— BEGIN Input —

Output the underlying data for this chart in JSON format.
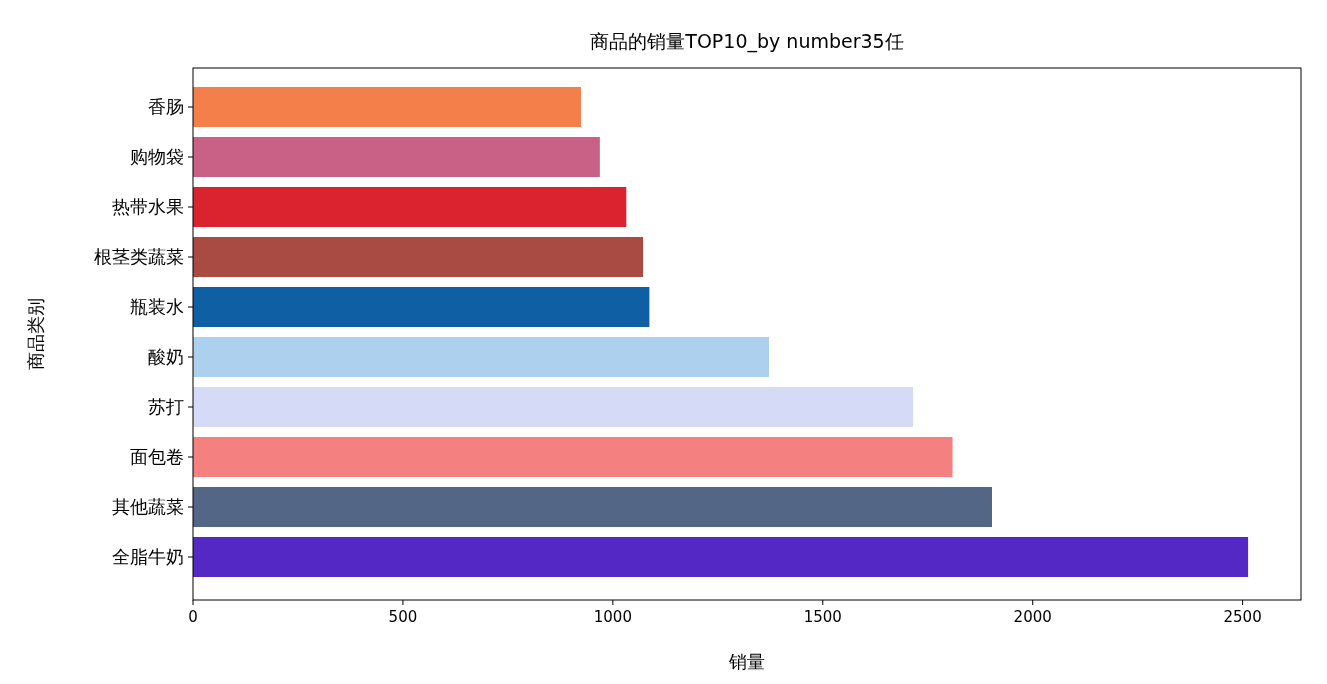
{
  "chart_data": {
    "type": "bar",
    "orientation": "horizontal",
    "title": "商品的销量TOP10_by number35任",
    "xlabel": "销量",
    "ylabel": "商品类别",
    "categories": [
      "香肠",
      "购物袋",
      "热带水果",
      "根茎类蔬菜",
      "瓶装水",
      "酸奶",
      "苏打",
      "面包卷",
      "其他蔬菜",
      "全脂牛奶"
    ],
    "values": [
      924,
      969,
      1032,
      1072,
      1087,
      1372,
      1715,
      1809,
      1903,
      2513
    ],
    "colors": [
      "#f47f4b",
      "#c96085",
      "#da232f",
      "#a94a43",
      "#0f5fa5",
      "#acd0ee",
      "#d5dbf7",
      "#f48080",
      "#536685",
      "#5428c4"
    ],
    "xlim": [
      0,
      2639
    ],
    "xticks": [
      0,
      500,
      1000,
      1500,
      2000,
      2500
    ],
    "grid": false
  }
}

— END Input —

**Written task**
Repeat the preceding records precisely, and leave every picture out of the copy.

**Result of the exercise**
Output the underlying data for this chart in JSON format.
{
  "chart_data": {
    "type": "bar",
    "orientation": "horizontal",
    "title": "商品的销量TOP10_by number35任",
    "xlabel": "销量",
    "ylabel": "商品类别",
    "categories": [
      "香肠",
      "购物袋",
      "热带水果",
      "根茎类蔬菜",
      "瓶装水",
      "酸奶",
      "苏打",
      "面包卷",
      "其他蔬菜",
      "全脂牛奶"
    ],
    "values": [
      924,
      969,
      1032,
      1072,
      1087,
      1372,
      1715,
      1809,
      1903,
      2513
    ],
    "colors": [
      "#f47f4b",
      "#c96085",
      "#da232f",
      "#a94a43",
      "#0f5fa5",
      "#acd0ee",
      "#d5dbf7",
      "#f48080",
      "#536685",
      "#5428c4"
    ],
    "xlim": [
      0,
      2639
    ],
    "xticks": [
      0,
      500,
      1000,
      1500,
      2000,
      2500
    ],
    "grid": false
  }
}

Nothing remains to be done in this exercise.